Repeat every line of the material, character for character.

Listed entries.
......

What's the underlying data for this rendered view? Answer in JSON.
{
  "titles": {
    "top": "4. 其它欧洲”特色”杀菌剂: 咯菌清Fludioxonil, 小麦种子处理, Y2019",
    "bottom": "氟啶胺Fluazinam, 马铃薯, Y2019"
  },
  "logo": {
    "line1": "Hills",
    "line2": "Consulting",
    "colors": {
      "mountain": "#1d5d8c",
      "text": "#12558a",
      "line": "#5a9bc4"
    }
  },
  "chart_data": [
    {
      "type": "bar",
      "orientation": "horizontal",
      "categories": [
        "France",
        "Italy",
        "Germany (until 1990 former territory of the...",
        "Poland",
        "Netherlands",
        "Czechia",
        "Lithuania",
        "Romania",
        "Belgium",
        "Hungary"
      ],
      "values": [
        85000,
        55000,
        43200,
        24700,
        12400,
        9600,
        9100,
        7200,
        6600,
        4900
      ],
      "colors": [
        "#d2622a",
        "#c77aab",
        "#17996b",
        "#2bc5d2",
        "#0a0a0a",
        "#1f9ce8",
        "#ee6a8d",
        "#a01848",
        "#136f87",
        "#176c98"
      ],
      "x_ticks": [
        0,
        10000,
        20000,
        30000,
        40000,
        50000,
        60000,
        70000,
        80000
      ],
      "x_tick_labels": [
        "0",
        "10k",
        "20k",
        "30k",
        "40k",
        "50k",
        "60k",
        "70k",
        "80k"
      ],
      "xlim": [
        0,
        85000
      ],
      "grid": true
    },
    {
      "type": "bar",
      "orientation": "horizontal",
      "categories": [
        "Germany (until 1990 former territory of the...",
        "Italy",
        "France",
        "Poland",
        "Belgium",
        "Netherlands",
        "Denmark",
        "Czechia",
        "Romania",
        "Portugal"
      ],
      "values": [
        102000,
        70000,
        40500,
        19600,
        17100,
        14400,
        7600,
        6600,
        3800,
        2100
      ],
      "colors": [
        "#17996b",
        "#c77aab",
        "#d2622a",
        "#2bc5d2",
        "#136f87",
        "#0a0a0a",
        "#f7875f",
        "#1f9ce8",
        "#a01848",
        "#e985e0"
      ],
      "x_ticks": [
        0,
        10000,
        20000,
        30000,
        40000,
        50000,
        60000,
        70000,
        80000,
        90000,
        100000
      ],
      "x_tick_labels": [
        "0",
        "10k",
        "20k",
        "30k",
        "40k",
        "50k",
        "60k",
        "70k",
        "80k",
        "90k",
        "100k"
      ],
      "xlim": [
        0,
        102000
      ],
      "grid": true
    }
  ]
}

......

Full answer.
What's the underlying data for this rendered view? Answer in JSON.
{
  "titles": {
    "top": "4. 其它欧洲”特色”杀菌剂: 咯菌清Fludioxonil, 小麦种子处理, Y2019",
    "bottom": "氟啶胺Fluazinam, 马铃薯, Y2019"
  },
  "logo": {
    "line1": "Hills",
    "line2": "Consulting",
    "colors": {
      "mountain": "#1d5d8c",
      "text": "#12558a",
      "line": "#5a9bc4"
    }
  },
  "chart_data": [
    {
      "type": "bar",
      "orientation": "horizontal",
      "categories": [
        "France",
        "Italy",
        "Germany (until 1990 former territory of the...",
        "Poland",
        "Netherlands",
        "Czechia",
        "Lithuania",
        "Romania",
        "Belgium",
        "Hungary"
      ],
      "values": [
        85000,
        55000,
        43200,
        24700,
        12400,
        9600,
        9100,
        7200,
        6600,
        4900
      ],
      "colors": [
        "#d2622a",
        "#c77aab",
        "#17996b",
        "#2bc5d2",
        "#0a0a0a",
        "#1f9ce8",
        "#ee6a8d",
        "#a01848",
        "#136f87",
        "#176c98"
      ],
      "x_ticks": [
        0,
        10000,
        20000,
        30000,
        40000,
        50000,
        60000,
        70000,
        80000
      ],
      "x_tick_labels": [
        "0",
        "10k",
        "20k",
        "30k",
        "40k",
        "50k",
        "60k",
        "70k",
        "80k"
      ],
      "xlim": [
        0,
        85000
      ],
      "grid": true
    },
    {
      "type": "bar",
      "orientation": "horizontal",
      "categories": [
        "Germany (until 1990 former territory of the...",
        "Italy",
        "France",
        "Poland",
        "Belgium",
        "Netherlands",
        "Denmark",
        "Czechia",
        "Romania",
        "Portugal"
      ],
      "values": [
        102000,
        70000,
        40500,
        19600,
        17100,
        14400,
        7600,
        6600,
        3800,
        2100
      ],
      "colors": [
        "#17996b",
        "#c77aab",
        "#d2622a",
        "#2bc5d2",
        "#136f87",
        "#0a0a0a",
        "#f7875f",
        "#1f9ce8",
        "#a01848",
        "#e985e0"
      ],
      "x_ticks": [
        0,
        10000,
        20000,
        30000,
        40000,
        50000,
        60000,
        70000,
        80000,
        90000,
        100000
      ],
      "x_tick_labels": [
        "0",
        "10k",
        "20k",
        "30k",
        "40k",
        "50k",
        "60k",
        "70k",
        "80k",
        "90k",
        "100k"
      ],
      "xlim": [
        0,
        102000
      ],
      "grid": true
    }
  ]
}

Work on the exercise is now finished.